- _What you should do_
Send back all the data below, exactly as given.

- _Provided material_
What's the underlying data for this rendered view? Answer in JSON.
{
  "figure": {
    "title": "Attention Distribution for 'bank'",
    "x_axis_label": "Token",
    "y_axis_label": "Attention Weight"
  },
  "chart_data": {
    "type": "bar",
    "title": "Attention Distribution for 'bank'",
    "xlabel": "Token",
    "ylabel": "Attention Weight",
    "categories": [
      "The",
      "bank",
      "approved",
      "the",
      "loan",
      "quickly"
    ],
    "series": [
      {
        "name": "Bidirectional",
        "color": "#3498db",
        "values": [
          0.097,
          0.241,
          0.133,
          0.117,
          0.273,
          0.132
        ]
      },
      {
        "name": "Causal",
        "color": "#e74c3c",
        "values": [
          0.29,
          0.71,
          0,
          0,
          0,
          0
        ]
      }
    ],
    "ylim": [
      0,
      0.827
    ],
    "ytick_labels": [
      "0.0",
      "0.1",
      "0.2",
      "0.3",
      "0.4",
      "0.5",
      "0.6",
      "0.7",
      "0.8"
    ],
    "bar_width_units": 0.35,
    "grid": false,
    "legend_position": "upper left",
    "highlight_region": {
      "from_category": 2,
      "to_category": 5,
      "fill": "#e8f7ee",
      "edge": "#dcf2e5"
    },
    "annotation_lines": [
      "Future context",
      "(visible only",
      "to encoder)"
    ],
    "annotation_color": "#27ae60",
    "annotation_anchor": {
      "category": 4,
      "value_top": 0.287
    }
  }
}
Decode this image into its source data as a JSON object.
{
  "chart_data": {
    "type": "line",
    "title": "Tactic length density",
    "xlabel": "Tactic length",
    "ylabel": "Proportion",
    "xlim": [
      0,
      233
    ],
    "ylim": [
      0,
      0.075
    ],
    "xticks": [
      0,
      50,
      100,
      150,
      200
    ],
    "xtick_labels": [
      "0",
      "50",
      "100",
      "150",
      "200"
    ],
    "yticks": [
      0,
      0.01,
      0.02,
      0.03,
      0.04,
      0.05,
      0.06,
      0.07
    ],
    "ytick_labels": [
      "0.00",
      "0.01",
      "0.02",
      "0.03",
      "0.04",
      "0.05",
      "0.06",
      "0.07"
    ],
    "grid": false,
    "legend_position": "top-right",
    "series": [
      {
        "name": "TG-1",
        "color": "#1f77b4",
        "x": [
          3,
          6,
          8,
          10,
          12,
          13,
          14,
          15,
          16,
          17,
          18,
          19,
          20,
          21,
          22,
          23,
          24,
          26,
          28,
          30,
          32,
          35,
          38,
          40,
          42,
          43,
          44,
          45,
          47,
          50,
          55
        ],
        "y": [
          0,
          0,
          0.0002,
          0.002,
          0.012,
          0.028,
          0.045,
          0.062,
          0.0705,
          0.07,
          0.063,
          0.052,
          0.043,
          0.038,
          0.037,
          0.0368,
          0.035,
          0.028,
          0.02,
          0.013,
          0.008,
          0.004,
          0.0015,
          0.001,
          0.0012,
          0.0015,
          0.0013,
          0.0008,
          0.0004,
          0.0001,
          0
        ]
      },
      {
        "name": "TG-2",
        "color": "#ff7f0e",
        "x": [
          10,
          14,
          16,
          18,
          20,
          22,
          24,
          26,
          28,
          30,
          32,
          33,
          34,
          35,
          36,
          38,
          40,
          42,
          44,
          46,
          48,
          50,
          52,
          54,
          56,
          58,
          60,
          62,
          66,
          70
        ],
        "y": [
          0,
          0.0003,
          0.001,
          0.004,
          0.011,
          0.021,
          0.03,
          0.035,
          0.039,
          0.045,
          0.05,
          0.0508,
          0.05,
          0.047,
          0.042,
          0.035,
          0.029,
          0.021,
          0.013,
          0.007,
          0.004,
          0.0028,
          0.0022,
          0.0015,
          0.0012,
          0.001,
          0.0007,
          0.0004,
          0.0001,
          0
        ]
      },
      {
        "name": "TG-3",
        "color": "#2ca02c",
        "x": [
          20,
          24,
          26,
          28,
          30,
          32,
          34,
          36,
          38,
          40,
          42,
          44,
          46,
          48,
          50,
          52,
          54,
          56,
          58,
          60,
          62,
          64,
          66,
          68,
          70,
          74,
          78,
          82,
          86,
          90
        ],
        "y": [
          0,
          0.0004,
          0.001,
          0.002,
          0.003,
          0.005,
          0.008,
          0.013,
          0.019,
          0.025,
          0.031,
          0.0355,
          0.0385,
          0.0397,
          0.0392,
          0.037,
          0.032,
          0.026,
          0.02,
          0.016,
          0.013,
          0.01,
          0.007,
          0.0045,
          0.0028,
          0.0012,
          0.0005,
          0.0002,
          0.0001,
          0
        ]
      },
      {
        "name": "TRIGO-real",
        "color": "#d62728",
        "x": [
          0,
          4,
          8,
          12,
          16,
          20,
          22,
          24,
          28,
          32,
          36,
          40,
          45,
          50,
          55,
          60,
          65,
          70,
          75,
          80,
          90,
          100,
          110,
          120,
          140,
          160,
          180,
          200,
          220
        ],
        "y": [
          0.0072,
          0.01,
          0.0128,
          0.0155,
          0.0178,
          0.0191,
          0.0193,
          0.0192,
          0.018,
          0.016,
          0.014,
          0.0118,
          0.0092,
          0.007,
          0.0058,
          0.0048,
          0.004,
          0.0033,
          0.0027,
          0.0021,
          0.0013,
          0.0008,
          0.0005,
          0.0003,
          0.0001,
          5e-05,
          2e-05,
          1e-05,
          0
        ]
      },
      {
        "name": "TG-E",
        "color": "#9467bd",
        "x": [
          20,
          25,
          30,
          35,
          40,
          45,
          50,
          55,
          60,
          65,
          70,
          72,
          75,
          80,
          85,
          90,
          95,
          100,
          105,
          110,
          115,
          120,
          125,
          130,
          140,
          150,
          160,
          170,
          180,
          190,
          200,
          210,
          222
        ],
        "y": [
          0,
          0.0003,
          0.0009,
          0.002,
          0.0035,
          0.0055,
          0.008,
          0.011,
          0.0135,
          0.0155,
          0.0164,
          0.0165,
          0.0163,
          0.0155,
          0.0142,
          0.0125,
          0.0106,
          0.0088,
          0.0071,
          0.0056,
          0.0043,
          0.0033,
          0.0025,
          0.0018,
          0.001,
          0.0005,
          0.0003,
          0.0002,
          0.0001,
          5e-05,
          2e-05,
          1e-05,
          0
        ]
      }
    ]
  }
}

- _Completed task_
What's the underlying data for this rendered view? Answer in JSON.
{
  "figure": {
    "title": "Attention Distribution for 'bank'",
    "x_axis_label": "Token",
    "y_axis_label": "Attention Weight"
  },
  "chart_data": {
    "type": "bar",
    "title": "Attention Distribution for 'bank'",
    "xlabel": "Token",
    "ylabel": "Attention Weight",
    "categories": [
      "The",
      "bank",
      "approved",
      "the",
      "loan",
      "quickly"
    ],
    "series": [
      {
        "name": "Bidirectional",
        "color": "#3498db",
        "values": [
          0.097,
          0.241,
          0.133,
          0.117,
          0.273,
          0.132
        ]
      },
      {
        "name": "Causal",
        "color": "#e74c3c",
        "values": [
          0.29,
          0.71,
          0,
          0,
          0,
          0
        ]
      }
    ],
    "ylim": [
      0,
      0.827
    ],
    "ytick_labels": [
      "0.0",
      "0.1",
      "0.2",
      "0.3",
      "0.4",
      "0.5",
      "0.6",
      "0.7",
      "0.8"
    ],
    "bar_width_units": 0.35,
    "grid": false,
    "legend_position": "upper left",
    "highlight_region": {
      "from_category": 2,
      "to_category": 5,
      "fill": "#e8f7ee",
      "edge": "#dcf2e5"
    },
    "annotation_lines": [
      "Future context",
      "(visible only",
      "to encoder)"
    ],
    "annotation_color": "#27ae60",
    "annotation_anchor": {
      "category": 4,
      "value_top": 0.287
    }
  }
}
Decode this image into its source data as a JSON object.
{
  "chart_data": {
    "type": "line",
    "title": "Tactic length density",
    "xlabel": "Tactic length",
    "ylabel": "Proportion",
    "xlim": [
      0,
      233
    ],
    "ylim": [
      0,
      0.075
    ],
    "xticks": [
      0,
      50,
      100,
      150,
      200
    ],
    "xtick_labels": [
      "0",
      "50",
      "100",
      "150",
      "200"
    ],
    "yticks": [
      0,
      0.01,
      0.02,
      0.03,
      0.04,
      0.05,
      0.06,
      0.07
    ],
    "ytick_labels": [
      "0.00",
      "0.01",
      "0.02",
      "0.03",
      "0.04",
      "0.05",
      "0.06",
      "0.07"
    ],
    "grid": false,
    "legend_position": "top-right",
    "series": [
      {
        "name": "TG-1",
        "color": "#1f77b4",
        "x": [
          3,
          6,
          8,
          10,
          12,
          13,
          14,
          15,
          16,
          17,
          18,
          19,
          20,
          21,
          22,
          23,
          24,
          26,
          28,
          30,
          32,
          35,
          38,
          40,
          42,
          43,
          44,
          45,
          47,
          50,
          55
        ],
        "y": [
          0,
          0,
          0.0002,
          0.002,
          0.012,
          0.028,
          0.045,
          0.062,
          0.0705,
          0.07,
          0.063,
          0.052,
          0.043,
          0.038,
          0.037,
          0.0368,
          0.035,
          0.028,
          0.02,
          0.013,
          0.008,
          0.004,
          0.0015,
          0.001,
          0.0012,
          0.0015,
          0.0013,
          0.0008,
          0.0004,
          0.0001,
          0
        ]
      },
      {
        "name": "TG-2",
        "color": "#ff7f0e",
        "x": [
          10,
          14,
          16,
          18,
          20,
          22,
          24,
          26,
          28,
          30,
          32,
          33,
          34,
          35,
          36,
          38,
          40,
          42,
          44,
          46,
          48,
          50,
          52,
          54,
          56,
          58,
          60,
          62,
          66,
          70
        ],
        "y": [
          0,
          0.0003,
          0.001,
          0.004,
          0.011,
          0.021,
          0.03,
          0.035,
          0.039,
          0.045,
          0.05,
          0.0508,
          0.05,
          0.047,
          0.042,
          0.035,
          0.029,
          0.021,
          0.013,
          0.007,
          0.004,
          0.0028,
          0.0022,
          0.0015,
          0.0012,
          0.001,
          0.0007,
          0.0004,
          0.0001,
          0
        ]
      },
      {
        "name": "TG-3",
        "color": "#2ca02c",
        "x": [
          20,
          24,
          26,
          28,
          30,
          32,
          34,
          36,
          38,
          40,
          42,
          44,
          46,
          48,
          50,
          52,
          54,
          56,
          58,
          60,
          62,
          64,
          66,
          68,
          70,
          74,
          78,
          82,
          86,
          90
        ],
        "y": [
          0,
          0.0004,
          0.001,
          0.002,
          0.003,
          0.005,
          0.008,
          0.013,
          0.019,
          0.025,
          0.031,
          0.0355,
          0.0385,
          0.0397,
          0.0392,
          0.037,
          0.032,
          0.026,
          0.02,
          0.016,
          0.013,
          0.01,
          0.007,
          0.0045,
          0.0028,
          0.0012,
          0.0005,
          0.0002,
          0.0001,
          0
        ]
      },
      {
        "name": "TRIGO-real",
        "color": "#d62728",
        "x": [
          0,
          4,
          8,
          12,
          16,
          20,
          22,
          24,
          28,
          32,
          36,
          40,
          45,
          50,
          55,
          60,
          65,
          70,
          75,
          80,
          90,
          100,
          110,
          120,
          140,
          160,
          180,
          200,
          220
        ],
        "y": [
          0.0072,
          0.01,
          0.0128,
          0.0155,
          0.0178,
          0.0191,
          0.0193,
          0.0192,
          0.018,
          0.016,
          0.014,
          0.0118,
          0.0092,
          0.007,
          0.0058,
          0.0048,
          0.004,
          0.0033,
          0.0027,
          0.0021,
          0.0013,
          0.0008,
          0.0005,
          0.0003,
          0.0001,
          5e-05,
          2e-05,
          1e-05,
          0
        ]
      },
      {
        "name": "TG-E",
        "color": "#9467bd",
        "x": [
          20,
          25,
          30,
          35,
          40,
          45,
          50,
          55,
          60,
          65,
          70,
          72,
          75,
          80,
          85,
          90,
          95,
          100,
          105,
          110,
          115,
          120,
          125,
          130,
          140,
          150,
          160,
          170,
          180,
          190,
          200,
          210,
          222
        ],
        "y": [
          0,
          0.0003,
          0.0009,
          0.002,
          0.0035,
          0.0055,
          0.008,
          0.011,
          0.0135,
          0.0155,
          0.0164,
          0.0165,
          0.0163,
          0.0155,
          0.0142,
          0.0125,
          0.0106,
          0.0088,
          0.0071,
          0.0056,
          0.0043,
          0.0033,
          0.0025,
          0.0018,
          0.001,
          0.0005,
          0.0003,
          0.0002,
          0.0001,
          5e-05,
          2e-05,
          1e-05,
          0
        ]
      }
    ]
  }
}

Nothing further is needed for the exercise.